# [Work required]
Gather up the lines that contain "Manually".

# [Data in this exercise]
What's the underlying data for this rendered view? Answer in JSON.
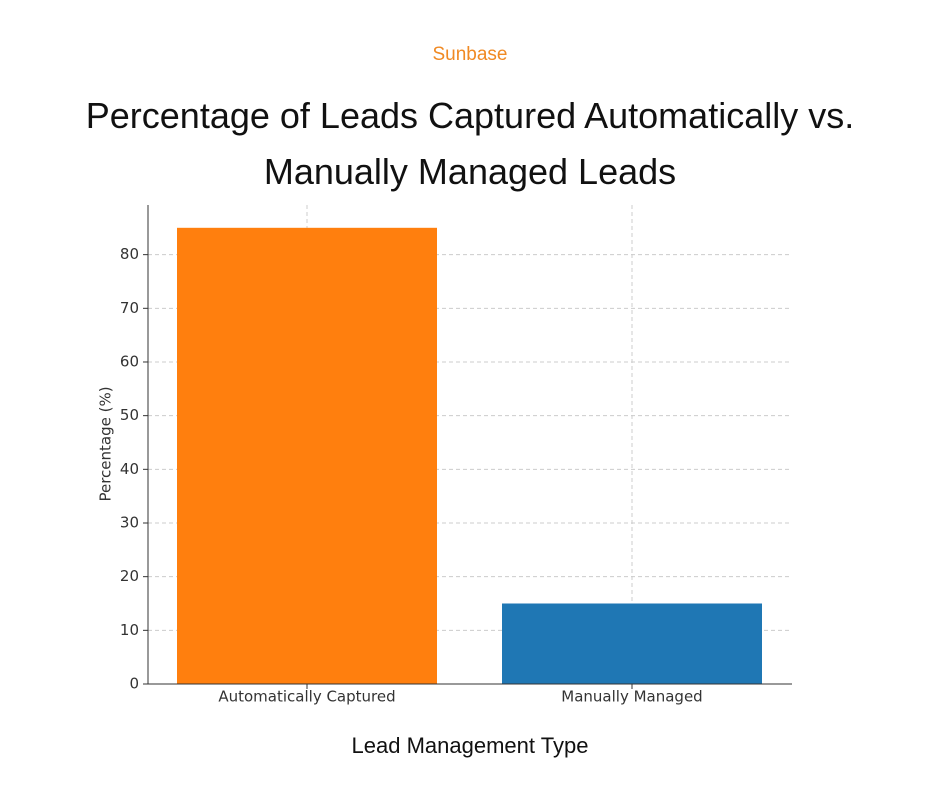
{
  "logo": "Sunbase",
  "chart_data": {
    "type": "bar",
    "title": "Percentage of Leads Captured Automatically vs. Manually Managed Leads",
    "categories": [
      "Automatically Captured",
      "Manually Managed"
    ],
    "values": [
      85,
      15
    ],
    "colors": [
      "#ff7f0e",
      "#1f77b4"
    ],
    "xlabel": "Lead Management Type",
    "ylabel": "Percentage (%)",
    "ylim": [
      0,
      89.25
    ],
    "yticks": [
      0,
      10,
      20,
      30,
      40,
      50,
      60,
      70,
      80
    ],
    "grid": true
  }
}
---
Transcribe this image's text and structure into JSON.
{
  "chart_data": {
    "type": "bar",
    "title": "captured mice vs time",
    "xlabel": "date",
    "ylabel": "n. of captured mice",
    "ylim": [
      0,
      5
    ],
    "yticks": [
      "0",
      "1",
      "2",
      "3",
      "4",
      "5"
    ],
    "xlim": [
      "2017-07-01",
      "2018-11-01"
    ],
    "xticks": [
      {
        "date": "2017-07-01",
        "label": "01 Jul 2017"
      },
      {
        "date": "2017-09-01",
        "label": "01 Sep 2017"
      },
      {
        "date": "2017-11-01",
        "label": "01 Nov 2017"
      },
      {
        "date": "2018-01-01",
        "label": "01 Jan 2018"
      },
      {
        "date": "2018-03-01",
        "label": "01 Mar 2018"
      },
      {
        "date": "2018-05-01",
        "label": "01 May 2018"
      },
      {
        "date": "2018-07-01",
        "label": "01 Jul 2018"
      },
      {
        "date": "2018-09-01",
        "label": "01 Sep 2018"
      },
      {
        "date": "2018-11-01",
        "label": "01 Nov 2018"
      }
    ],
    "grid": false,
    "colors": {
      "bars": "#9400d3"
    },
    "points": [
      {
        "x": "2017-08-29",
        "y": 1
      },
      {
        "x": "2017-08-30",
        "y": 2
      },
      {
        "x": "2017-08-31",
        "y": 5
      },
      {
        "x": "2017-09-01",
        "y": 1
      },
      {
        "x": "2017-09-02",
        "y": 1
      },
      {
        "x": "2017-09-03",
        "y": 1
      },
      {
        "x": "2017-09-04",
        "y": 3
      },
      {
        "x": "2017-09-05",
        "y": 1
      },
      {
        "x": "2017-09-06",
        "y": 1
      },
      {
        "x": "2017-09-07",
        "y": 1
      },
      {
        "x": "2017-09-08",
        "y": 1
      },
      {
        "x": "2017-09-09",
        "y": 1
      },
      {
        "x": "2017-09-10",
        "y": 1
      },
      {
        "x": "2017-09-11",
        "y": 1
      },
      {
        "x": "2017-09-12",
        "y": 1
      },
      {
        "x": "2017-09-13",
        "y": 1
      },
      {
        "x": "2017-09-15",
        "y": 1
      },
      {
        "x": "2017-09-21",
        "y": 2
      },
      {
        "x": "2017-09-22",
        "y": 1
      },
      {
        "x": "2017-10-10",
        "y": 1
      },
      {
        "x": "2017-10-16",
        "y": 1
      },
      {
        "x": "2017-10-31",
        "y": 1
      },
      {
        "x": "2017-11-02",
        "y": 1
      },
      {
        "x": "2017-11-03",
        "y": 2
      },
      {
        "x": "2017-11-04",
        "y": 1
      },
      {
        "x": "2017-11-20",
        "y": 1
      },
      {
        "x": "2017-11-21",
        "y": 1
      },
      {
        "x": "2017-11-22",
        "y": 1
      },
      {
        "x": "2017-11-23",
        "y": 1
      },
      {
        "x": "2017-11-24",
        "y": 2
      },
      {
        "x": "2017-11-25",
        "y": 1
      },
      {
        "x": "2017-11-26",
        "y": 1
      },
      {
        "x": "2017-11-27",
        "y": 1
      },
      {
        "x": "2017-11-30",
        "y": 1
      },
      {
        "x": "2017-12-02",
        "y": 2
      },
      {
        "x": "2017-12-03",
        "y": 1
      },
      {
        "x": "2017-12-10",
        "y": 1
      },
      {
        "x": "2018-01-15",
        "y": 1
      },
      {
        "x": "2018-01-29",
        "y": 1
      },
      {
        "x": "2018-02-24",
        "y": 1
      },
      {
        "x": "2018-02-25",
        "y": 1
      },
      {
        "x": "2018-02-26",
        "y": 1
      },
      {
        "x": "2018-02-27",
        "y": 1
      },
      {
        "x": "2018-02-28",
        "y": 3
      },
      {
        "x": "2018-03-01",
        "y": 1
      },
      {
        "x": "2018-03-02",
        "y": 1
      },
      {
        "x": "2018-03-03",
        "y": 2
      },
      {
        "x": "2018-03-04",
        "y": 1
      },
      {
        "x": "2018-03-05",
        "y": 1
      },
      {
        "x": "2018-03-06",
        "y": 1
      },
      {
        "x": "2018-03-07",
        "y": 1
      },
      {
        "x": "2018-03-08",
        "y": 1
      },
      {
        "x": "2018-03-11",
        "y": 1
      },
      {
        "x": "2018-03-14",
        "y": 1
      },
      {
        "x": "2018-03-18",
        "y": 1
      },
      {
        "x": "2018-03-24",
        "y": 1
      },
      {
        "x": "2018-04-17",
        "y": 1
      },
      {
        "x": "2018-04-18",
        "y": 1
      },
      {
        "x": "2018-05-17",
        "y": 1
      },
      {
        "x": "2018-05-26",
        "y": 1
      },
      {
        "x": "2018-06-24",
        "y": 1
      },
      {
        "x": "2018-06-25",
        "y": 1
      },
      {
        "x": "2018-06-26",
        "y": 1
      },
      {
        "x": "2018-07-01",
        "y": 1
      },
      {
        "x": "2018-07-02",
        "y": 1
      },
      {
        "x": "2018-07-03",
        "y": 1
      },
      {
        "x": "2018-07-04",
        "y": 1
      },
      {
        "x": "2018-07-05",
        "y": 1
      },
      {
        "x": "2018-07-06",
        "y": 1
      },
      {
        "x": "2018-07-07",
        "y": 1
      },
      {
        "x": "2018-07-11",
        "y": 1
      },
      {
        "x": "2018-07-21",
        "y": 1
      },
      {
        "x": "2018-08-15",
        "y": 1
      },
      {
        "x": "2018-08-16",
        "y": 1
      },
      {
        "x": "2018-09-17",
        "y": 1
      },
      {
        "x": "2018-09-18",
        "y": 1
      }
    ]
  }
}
* * *
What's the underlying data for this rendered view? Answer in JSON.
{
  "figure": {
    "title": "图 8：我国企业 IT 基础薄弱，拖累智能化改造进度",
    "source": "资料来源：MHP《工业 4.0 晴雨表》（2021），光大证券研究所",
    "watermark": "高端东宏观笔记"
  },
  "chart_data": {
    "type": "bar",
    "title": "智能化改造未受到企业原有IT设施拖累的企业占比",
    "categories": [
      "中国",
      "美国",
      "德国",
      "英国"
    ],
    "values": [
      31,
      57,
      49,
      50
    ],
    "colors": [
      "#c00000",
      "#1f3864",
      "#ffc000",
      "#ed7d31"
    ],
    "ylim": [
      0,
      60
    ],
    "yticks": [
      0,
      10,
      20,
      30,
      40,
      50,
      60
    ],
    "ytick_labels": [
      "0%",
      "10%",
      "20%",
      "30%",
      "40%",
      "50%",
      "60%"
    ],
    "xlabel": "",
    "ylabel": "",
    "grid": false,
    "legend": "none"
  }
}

# [Exercise response]
    "title": "Percentage of Leads Captured Automatically vs. Manually Managed Leads",
      "Manually Managed"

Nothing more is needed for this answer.